Data for this task

Start

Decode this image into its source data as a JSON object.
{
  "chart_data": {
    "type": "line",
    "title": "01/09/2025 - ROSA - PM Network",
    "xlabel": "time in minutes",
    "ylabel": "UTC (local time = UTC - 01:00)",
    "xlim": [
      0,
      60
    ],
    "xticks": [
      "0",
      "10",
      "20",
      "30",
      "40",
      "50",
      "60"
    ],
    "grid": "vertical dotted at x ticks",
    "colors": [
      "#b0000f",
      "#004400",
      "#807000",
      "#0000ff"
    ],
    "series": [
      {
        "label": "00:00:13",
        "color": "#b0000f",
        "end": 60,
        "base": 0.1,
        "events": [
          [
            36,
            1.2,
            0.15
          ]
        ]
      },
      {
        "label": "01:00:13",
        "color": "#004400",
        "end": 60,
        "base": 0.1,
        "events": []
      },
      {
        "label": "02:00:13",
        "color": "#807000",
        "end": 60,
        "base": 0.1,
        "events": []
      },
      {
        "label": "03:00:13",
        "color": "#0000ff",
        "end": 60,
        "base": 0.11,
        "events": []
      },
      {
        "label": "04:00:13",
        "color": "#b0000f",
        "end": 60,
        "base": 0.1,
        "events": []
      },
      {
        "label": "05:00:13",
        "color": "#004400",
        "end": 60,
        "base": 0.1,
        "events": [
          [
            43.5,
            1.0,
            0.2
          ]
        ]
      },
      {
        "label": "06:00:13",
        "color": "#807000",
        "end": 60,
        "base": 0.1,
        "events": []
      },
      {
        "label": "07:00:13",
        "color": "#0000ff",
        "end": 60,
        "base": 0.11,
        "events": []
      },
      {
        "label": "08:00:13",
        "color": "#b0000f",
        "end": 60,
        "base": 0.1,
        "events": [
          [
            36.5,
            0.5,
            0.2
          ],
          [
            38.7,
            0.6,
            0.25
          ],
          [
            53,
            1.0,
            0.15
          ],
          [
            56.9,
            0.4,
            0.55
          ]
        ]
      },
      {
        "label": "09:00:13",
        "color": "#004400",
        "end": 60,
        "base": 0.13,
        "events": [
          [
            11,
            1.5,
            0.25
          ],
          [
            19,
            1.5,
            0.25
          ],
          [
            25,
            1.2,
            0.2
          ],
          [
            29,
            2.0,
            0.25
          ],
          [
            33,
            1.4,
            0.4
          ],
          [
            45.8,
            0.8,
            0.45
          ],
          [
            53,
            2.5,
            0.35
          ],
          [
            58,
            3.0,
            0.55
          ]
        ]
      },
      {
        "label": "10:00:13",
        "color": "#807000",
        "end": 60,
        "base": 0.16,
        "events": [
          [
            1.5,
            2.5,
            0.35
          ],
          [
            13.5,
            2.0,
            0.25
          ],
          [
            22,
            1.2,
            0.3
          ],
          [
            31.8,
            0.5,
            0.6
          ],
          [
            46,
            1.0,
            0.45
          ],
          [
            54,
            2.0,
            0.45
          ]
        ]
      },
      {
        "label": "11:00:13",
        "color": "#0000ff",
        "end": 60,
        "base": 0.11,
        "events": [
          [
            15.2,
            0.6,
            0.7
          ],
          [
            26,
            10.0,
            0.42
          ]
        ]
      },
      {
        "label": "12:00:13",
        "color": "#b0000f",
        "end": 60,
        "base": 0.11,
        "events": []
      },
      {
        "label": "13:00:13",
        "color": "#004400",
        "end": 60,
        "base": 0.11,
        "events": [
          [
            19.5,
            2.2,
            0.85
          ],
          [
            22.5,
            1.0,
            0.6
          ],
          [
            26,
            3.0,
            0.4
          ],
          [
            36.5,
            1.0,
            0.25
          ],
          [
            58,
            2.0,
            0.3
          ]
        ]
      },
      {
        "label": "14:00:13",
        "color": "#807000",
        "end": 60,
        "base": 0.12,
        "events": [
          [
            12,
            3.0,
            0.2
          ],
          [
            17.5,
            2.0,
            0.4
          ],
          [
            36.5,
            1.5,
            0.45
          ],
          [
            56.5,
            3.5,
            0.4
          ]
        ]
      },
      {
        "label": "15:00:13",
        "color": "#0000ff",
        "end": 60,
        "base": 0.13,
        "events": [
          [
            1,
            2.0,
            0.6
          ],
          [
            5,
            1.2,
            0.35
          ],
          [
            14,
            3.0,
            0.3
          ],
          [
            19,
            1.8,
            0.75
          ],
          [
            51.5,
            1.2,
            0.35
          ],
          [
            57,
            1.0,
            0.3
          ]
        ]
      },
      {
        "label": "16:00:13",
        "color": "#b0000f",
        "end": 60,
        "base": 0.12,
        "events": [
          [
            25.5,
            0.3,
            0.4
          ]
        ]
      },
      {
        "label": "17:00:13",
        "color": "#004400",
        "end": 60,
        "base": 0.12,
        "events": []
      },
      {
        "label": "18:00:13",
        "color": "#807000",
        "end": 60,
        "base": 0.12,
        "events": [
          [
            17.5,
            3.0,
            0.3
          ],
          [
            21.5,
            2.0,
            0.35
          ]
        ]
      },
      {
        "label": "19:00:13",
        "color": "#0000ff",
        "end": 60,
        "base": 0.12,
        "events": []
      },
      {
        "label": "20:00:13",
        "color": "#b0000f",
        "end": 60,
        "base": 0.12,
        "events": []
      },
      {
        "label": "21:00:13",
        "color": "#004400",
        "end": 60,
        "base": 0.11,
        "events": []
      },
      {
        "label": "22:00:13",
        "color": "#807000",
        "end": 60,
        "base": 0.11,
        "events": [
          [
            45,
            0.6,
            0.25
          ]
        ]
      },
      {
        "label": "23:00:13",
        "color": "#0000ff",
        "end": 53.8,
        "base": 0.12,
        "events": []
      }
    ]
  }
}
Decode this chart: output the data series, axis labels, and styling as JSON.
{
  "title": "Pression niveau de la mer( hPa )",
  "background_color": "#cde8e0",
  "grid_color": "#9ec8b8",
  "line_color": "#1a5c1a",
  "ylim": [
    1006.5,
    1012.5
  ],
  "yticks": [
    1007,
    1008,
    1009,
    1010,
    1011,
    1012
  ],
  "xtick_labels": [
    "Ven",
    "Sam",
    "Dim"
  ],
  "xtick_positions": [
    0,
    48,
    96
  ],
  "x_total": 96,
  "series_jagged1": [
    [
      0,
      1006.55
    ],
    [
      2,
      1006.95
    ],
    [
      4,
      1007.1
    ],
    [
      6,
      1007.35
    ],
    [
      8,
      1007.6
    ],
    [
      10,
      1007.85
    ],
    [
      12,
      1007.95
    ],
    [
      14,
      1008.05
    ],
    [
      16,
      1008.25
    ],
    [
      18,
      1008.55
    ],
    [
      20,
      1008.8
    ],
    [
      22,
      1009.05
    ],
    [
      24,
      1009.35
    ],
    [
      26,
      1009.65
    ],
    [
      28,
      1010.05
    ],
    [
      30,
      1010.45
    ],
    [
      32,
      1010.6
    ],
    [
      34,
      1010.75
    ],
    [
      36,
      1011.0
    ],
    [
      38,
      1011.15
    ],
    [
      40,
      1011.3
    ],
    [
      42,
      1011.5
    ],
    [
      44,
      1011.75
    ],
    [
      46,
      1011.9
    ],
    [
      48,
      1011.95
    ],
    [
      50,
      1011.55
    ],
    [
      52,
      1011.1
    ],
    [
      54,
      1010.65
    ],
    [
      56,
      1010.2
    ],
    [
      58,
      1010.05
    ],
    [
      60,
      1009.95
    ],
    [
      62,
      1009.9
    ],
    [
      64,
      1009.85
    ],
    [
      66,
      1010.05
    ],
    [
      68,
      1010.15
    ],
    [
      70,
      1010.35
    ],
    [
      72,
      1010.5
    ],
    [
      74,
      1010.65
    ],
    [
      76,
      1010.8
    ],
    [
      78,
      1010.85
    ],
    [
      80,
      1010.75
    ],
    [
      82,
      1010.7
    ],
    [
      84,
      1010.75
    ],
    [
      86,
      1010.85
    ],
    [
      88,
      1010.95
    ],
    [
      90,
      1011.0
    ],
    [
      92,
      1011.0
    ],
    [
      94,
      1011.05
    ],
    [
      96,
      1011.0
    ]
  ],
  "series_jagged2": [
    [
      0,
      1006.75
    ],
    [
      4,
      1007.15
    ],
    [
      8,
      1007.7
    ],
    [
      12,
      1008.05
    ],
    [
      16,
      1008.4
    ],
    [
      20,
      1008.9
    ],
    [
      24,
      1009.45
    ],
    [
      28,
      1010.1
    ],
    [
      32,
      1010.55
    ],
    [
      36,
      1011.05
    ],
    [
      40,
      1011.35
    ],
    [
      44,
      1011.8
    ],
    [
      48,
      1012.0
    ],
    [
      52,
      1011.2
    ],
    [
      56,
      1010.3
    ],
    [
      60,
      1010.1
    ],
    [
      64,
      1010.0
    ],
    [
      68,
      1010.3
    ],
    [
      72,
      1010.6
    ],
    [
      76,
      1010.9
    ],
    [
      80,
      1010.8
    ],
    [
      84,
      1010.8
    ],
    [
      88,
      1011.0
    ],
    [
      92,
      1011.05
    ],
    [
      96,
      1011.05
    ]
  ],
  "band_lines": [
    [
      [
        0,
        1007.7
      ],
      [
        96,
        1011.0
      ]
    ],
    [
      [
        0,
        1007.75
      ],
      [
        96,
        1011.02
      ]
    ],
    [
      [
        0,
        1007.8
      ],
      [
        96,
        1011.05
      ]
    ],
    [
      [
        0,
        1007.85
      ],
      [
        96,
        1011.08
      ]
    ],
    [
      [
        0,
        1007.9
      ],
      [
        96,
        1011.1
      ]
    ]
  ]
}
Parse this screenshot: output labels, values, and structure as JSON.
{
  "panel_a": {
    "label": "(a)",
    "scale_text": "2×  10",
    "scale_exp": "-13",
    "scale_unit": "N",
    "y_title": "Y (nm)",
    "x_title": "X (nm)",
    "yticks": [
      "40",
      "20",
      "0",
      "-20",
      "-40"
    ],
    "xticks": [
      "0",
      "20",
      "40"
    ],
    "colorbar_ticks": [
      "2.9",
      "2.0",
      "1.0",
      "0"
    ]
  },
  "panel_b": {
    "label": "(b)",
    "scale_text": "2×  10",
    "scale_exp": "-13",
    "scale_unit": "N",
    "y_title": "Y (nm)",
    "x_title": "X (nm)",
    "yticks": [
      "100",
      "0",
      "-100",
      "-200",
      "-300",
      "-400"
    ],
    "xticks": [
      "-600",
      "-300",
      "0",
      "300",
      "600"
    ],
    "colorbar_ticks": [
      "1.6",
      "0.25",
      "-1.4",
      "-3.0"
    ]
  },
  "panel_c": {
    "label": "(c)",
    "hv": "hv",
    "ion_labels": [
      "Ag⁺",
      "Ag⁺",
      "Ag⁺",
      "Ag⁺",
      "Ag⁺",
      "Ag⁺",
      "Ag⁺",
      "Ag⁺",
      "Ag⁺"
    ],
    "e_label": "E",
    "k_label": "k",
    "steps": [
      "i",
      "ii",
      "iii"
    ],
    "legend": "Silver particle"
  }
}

End

Copy all lines from the entries that contain the word "JSON".

Decode this image into its source data as a JSON object.
Decode this chart: output the data series, axis labels, and styling as JSON.
Parse this screenshot: output labels, values, and structure as JSON.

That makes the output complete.